The first harvest celebration at Plymouth Colony is considered the basis for our modern day Thanksgiving. During this celebration the Pilgrims gave thanks for those who had survived the first winter, the food they had collected and for the meat brought to them by the native Wampanoag Indians. The first harvest celebration was longer than modern Thanksgiving - it lasted three days!
When Did Thanksgiving Become an Official Holiday?
Although the first unofficial Thanksgiving celebration took place in 1621, the holiday wouldn't become official for over 200 more years! It was only during Abraham Lincoln's term in office that he declared Thanksgiving a National Holiday, declaring the fourth Thursday of November as the day the holiday would be celebrated in 1863. The United States Congress made Thanksgiving an official national holiday in 1941.
Writer Sarah Josepha Hale (who wrote the song "Mary Had a Little Lamb") wrote over 17 letters to President Lincoln to convince him to make Thanksgiving a national holiday.
Fun Facts About Macy's Thanksgiving Parade
Do you watch the Macy's Thanksgiving Day parade on TV? This famous parade has been going on for about 100 years! It was first established in the 1920s, and the early parades featured live animals from the Central Park Zoo. Other fun parade facts include:
- Snoopy is the character who has appeared the most in the paraded with 39 appearances.
- The balloons in the parade have to be guided by special "balloon pilots."
- The parade takes an entire year to plan.
- The original parade route was six miles long. Now it's only 2.5 miles.
- If you visit New York city, you can see the balloons get inflated the day before the parade.

§ **LISTED RECORDS**
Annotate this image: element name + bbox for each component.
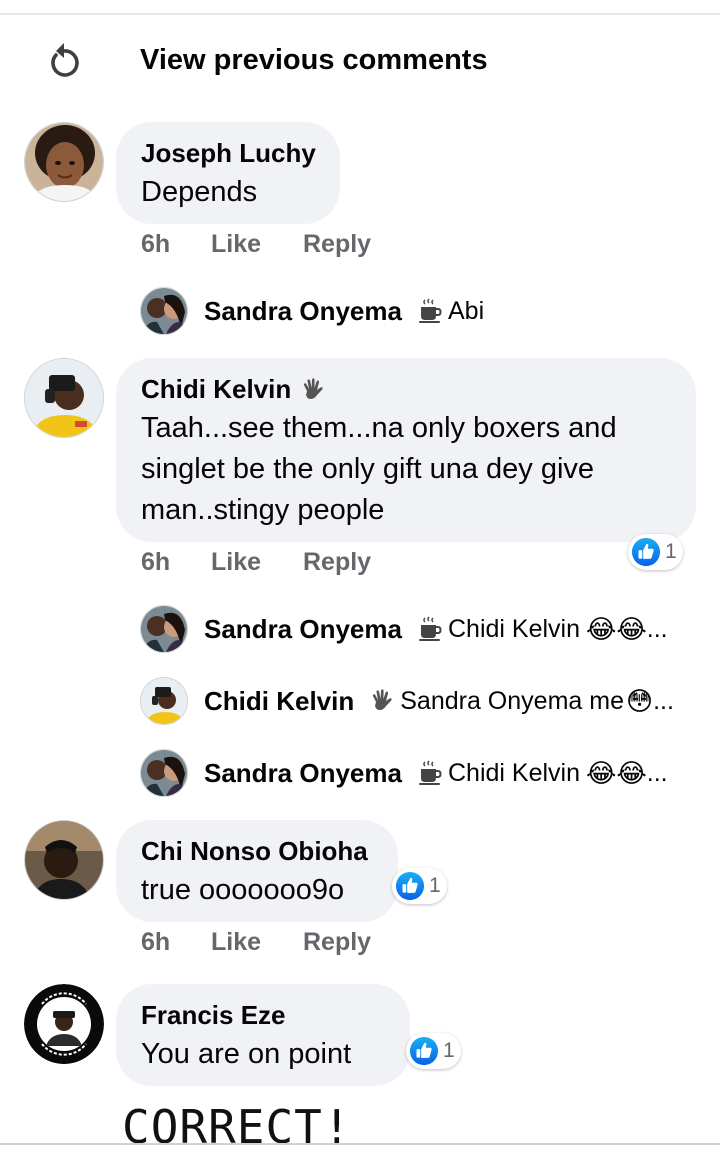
avatar-francis-eze[interactable]: [24, 984, 104, 1064]
comment-author[interactable]: Chi Nonso Obioha: [141, 836, 368, 867]
comment-text: true ooooooo9o: [141, 874, 345, 906]
view-previous-comments-button[interactable]: View previous comments: [40, 36, 540, 86]
comment-text: Depends: [141, 176, 258, 208]
comment-text: You are on point: [141, 1038, 352, 1070]
reply-button[interactable]: Reply: [303, 548, 371, 577]
coffee-cup-icon: [418, 760, 442, 786]
reply-text: Abi: [447, 296, 485, 325]
comment-text-line: man..stingy people: [141, 494, 385, 526]
comment-text-line: Taah...see them...na only boxers and: [141, 412, 617, 444]
like-reaction-icon: [395, 871, 425, 901]
comment-author[interactable]: Chidi Kelvin: [141, 374, 291, 405]
comment-author[interactable]: Joseph Luchy: [141, 138, 316, 169]
like-reaction-icon: [631, 537, 661, 567]
avatar-sandra-onyema[interactable]: [140, 605, 188, 653]
handwritten-annotation: CORRECT!: [122, 1100, 352, 1154]
view-previous-label: View previous comments: [140, 44, 488, 76]
comment-author[interactable]: Francis Eze: [141, 1000, 286, 1031]
top-divider: [0, 13, 720, 15]
reply-preview[interactable]: Sandra Onyema Chidi Kelvin 😂😂 ...: [140, 604, 668, 654]
reply-author[interactable]: Sandra Onyema: [204, 296, 402, 327]
comment-author-row[interactable]: Chidi Kelvin: [141, 374, 325, 405]
reply-button[interactable]: Reply: [303, 230, 371, 259]
like-button[interactable]: Like: [211, 230, 261, 259]
reaction-summary[interactable]: 1: [406, 1033, 461, 1069]
reaction-summary[interactable]: 1: [392, 868, 447, 904]
reply-preview[interactable]: Chidi Kelvin Sandra Onyema me 😳 ...: [140, 676, 674, 726]
comment-time: 6h: [141, 230, 171, 258]
reply-button[interactable]: Reply: [303, 928, 371, 957]
like-button[interactable]: Like: [211, 548, 261, 577]
like-button[interactable]: Like: [211, 928, 261, 957]
flushed-face-emoji: 😳: [625, 686, 654, 716]
reply-author[interactable]: Sandra Onyema: [204, 758, 402, 789]
reply-text: Sandra Onyema me: [400, 686, 624, 715]
reply-ellipsis: ...: [646, 758, 668, 787]
reaction-count: 1: [443, 1039, 455, 1062]
avatar-sandra-onyema[interactable]: [140, 749, 188, 797]
reply-text: Chidi Kelvin: [447, 614, 580, 643]
reply-ellipsis: ...: [646, 614, 668, 643]
reply-ellipsis: ...: [653, 686, 674, 715]
wave-hand-icon: [370, 688, 394, 714]
reaction-count: 1: [429, 874, 441, 897]
reply-author[interactable]: Sandra Onyema: [204, 614, 402, 645]
avatar-sandra-onyema[interactable]: [140, 287, 188, 335]
comment-time: 6h: [141, 928, 171, 956]
reply-preview[interactable]: Sandra Onyema Abi: [140, 286, 484, 336]
coffee-cup-icon: [418, 298, 442, 324]
comment-text-line: singlet be the only gift una dey give: [141, 453, 595, 485]
reaction-summary[interactable]: 1: [628, 534, 683, 570]
reply-text: Chidi Kelvin: [447, 758, 580, 787]
avatar-chidi-kelvin[interactable]: [140, 677, 188, 725]
like-reaction-icon: [409, 1036, 439, 1066]
reply-preview[interactable]: Sandra Onyema Chidi Kelvin 😂😂 ...: [140, 748, 668, 798]
avatar-joseph-luchy[interactable]: [24, 122, 104, 202]
avatar-chidi-kelvin[interactable]: [24, 358, 104, 438]
reply-author[interactable]: Chidi Kelvin: [204, 686, 354, 717]
refresh-icon: [40, 37, 88, 85]
bottom-divider: [0, 1143, 720, 1145]
laughing-tears-emoji: 😂😂: [586, 758, 647, 788]
avatar-chi-nonso-obioha[interactable]: [24, 820, 104, 900]
laughing-tears-emoji: 😂😂: [586, 614, 647, 644]
comment-time: 6h: [141, 548, 171, 576]
wave-hand-icon: [301, 377, 325, 403]
reaction-count: 1: [665, 540, 677, 563]
coffee-cup-icon: [418, 616, 442, 642]
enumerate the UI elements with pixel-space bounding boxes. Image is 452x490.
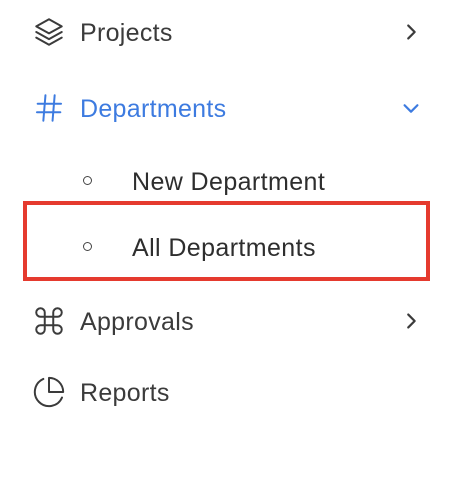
submenu-item-label: All Departments: [132, 234, 316, 262]
hash-icon: [35, 94, 63, 122]
submenu-item-label: New Department: [132, 168, 326, 196]
chevron-right-icon[interactable]: [400, 21, 422, 43]
sidebar-item-label: Approvals: [80, 308, 194, 336]
bullet-icon: [83, 176, 92, 185]
layers-icon: [35, 18, 63, 46]
sidebar-item-label: Departments: [80, 95, 227, 123]
chevron-down-icon[interactable]: [400, 97, 422, 119]
submenu-item-all-departments[interactable]: All Departments: [0, 223, 452, 273]
sidebar-item-departments[interactable]: Departments: [0, 83, 452, 133]
submenu-item-new-department[interactable]: New Department: [0, 157, 452, 207]
sidebar-item-label: Projects: [80, 19, 173, 47]
command-icon: [35, 307, 63, 335]
sidebar-item-approvals[interactable]: Approvals: [0, 296, 452, 346]
chevron-right-icon[interactable]: [400, 310, 422, 332]
sidebar-menu: Projects Departments New Department All …: [0, 0, 452, 490]
sidebar-item-label: Reports: [80, 379, 170, 407]
pie-chart-icon: [33, 376, 65, 408]
sidebar-item-projects[interactable]: Projects: [0, 7, 452, 57]
bullet-icon: [83, 242, 92, 251]
sidebar-item-reports[interactable]: Reports: [0, 367, 452, 417]
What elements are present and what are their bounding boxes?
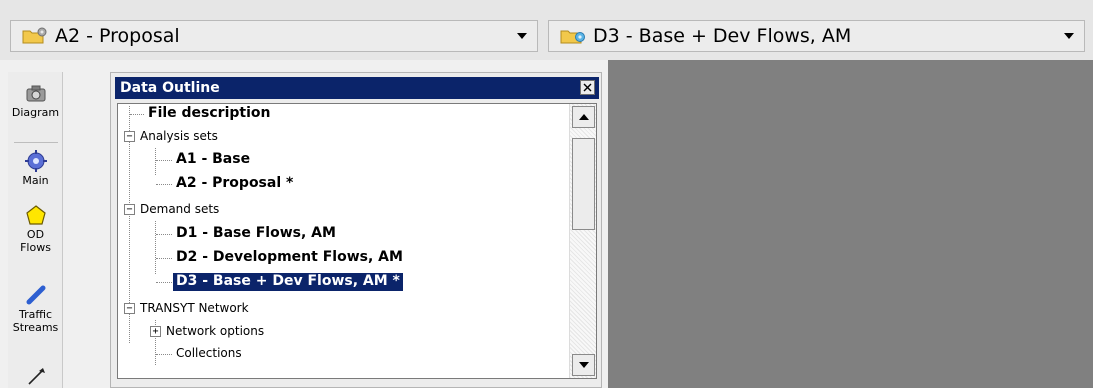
top-selector-bar: A2 - Proposal D3 - Base + Dev Flows, AM bbox=[0, 0, 1093, 60]
toolbar-label-flows: Flows bbox=[20, 241, 51, 254]
diagram-workspace[interactable] bbox=[608, 60, 1093, 388]
toolbar-item-diagram[interactable]: Diagram bbox=[8, 82, 63, 119]
panel-title: Data Outline bbox=[120, 80, 220, 96]
toolbar-separator bbox=[14, 142, 58, 143]
folder-gear-icon bbox=[21, 26, 49, 46]
toolbar-label-main: Main bbox=[22, 174, 49, 187]
collapse-icon[interactable]: − bbox=[124, 303, 135, 314]
chevron-down-icon[interactable] bbox=[507, 33, 537, 39]
panel-title-bar: Data Outline bbox=[115, 77, 599, 99]
tree-item-transyt-network[interactable]: TRANSYT Network bbox=[140, 300, 249, 318]
expand-icon[interactable]: + bbox=[150, 326, 161, 337]
outline-tree[interactable]: File description − Analysis sets A1 - Ba… bbox=[117, 103, 597, 379]
tree-guide-line bbox=[156, 234, 172, 235]
tree-item-d1[interactable]: D1 - Base Flows, AM bbox=[176, 225, 336, 243]
tree-item-d2[interactable]: D2 - Development Flows, AM bbox=[176, 249, 403, 267]
arrow-down-icon bbox=[578, 362, 589, 368]
toolbar-label-diagram: Diagram bbox=[11, 106, 60, 119]
pencil-icon bbox=[24, 284, 48, 306]
demand-set-label: D3 - Base + Dev Flows, AM bbox=[593, 25, 852, 47]
toolbar-label-traffic: Traffic bbox=[18, 308, 53, 321]
tree-item-network-options[interactable]: Network options bbox=[166, 323, 264, 341]
tree-guide-line bbox=[155, 221, 156, 274]
camera-icon bbox=[24, 82, 48, 104]
toolbar-item-links[interactable] bbox=[8, 364, 63, 388]
toolbar-strip: Diagram Main OD Flows Traffic Streams bbox=[8, 72, 63, 388]
left-toolbar: Diagram Main OD Flows Traffic Streams bbox=[0, 60, 108, 388]
demand-set-dropdown[interactable]: D3 - Base + Dev Flows, AM bbox=[548, 20, 1085, 52]
pentagon-icon bbox=[24, 204, 48, 226]
analysis-set-label: A2 - Proposal bbox=[55, 25, 180, 47]
analysis-set-dropdown[interactable]: A2 - Proposal bbox=[10, 20, 538, 52]
toolbar-item-main[interactable]: Main bbox=[8, 150, 63, 187]
tree-item-demand-sets[interactable]: Demand sets bbox=[140, 201, 219, 219]
tree-guide-line bbox=[156, 258, 172, 259]
toolbar-label-od: OD bbox=[26, 228, 45, 241]
gear-icon bbox=[24, 150, 48, 172]
scroll-down-button[interactable] bbox=[572, 354, 595, 376]
collapse-icon[interactable]: − bbox=[124, 131, 135, 142]
tree-guide-line bbox=[156, 184, 172, 185]
tree-guide-line bbox=[130, 114, 144, 115]
chevron-down-icon[interactable] bbox=[1054, 33, 1084, 39]
line-icon bbox=[24, 364, 48, 386]
toolbar-label-streams: Streams bbox=[12, 321, 59, 334]
close-icon[interactable] bbox=[580, 80, 595, 95]
tree-item-a1[interactable]: A1 - Base bbox=[176, 151, 250, 169]
tree-item-collections[interactable]: Collections bbox=[176, 345, 242, 363]
tree-guide-line bbox=[156, 354, 172, 355]
tree-item-a2[interactable]: A2 - Proposal * bbox=[176, 175, 293, 193]
data-outline-panel: Data Outline File description − Analysis… bbox=[110, 72, 602, 388]
collapse-icon[interactable]: − bbox=[124, 204, 135, 215]
tree-guide-line bbox=[156, 160, 172, 161]
tree-guide-line bbox=[156, 282, 172, 283]
toolbar-item-traffic-streams[interactable]: Traffic Streams bbox=[8, 284, 63, 334]
tree-guide-line bbox=[155, 148, 156, 175]
arrow-up-icon bbox=[578, 114, 589, 120]
tree-item-analysis-sets[interactable]: Analysis sets bbox=[140, 128, 218, 146]
folder-gear-icon bbox=[559, 26, 587, 46]
tree-item-d3-selected[interactable]: D3 - Base + Dev Flows, AM * bbox=[173, 273, 403, 291]
tree-item-file-description[interactable]: File description bbox=[148, 105, 270, 123]
scrollbar-thumb[interactable] bbox=[572, 138, 595, 230]
toolbar-item-od-flows[interactable]: OD Flows bbox=[8, 204, 63, 254]
vertical-scrollbar[interactable] bbox=[569, 104, 596, 378]
scroll-up-button[interactable] bbox=[572, 106, 595, 128]
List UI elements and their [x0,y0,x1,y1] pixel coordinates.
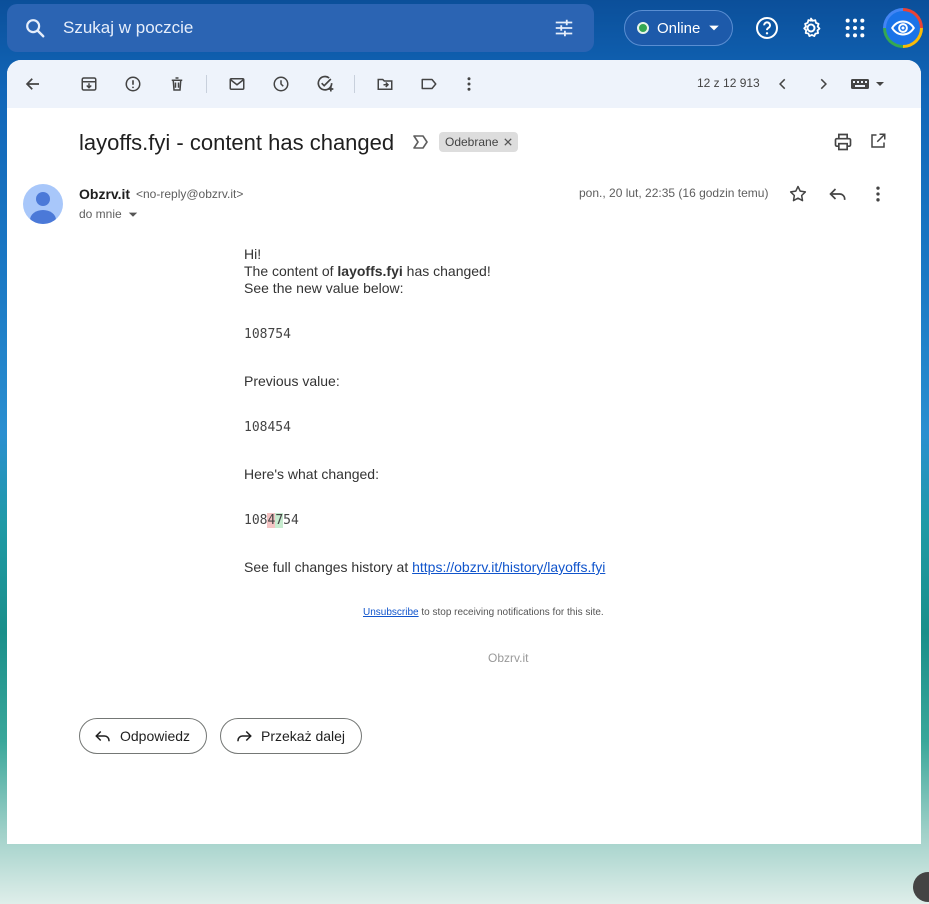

§ **EXERCISES**
[A] Do these statements agree with the Thanksgiving text? For each, answer yes or no and quote the deciding words exactly. (i) The first harvest celebration at Plymouth Colony lasted three days. (ii) Abraham Lincoln made Thanksgiving an official national holiday in 1941. (iii) The original route of the Macy's parade was shorter than the current one.
[B] Can you set down the part of the Thanksgiving text that opens with the words containing "- The balloons" and closes with "only 2.5 miles.", copying it exactly?

§ **EXERCISE RESULTS**
[A]
(i) Yes: "it lasted three days!"
(ii) No: "The United States Congress made Thanksgiving an official national holiday in 1941."
(iii) No: "The original parade route was six miles long. Now it's only 2.5 miles."

[B]
- The balloons in the parade have to be guided by special "balloon pilots."
- The parade takes an entire year to plan.
- The original parade route was six miles long. Now it's only 2.5 miles.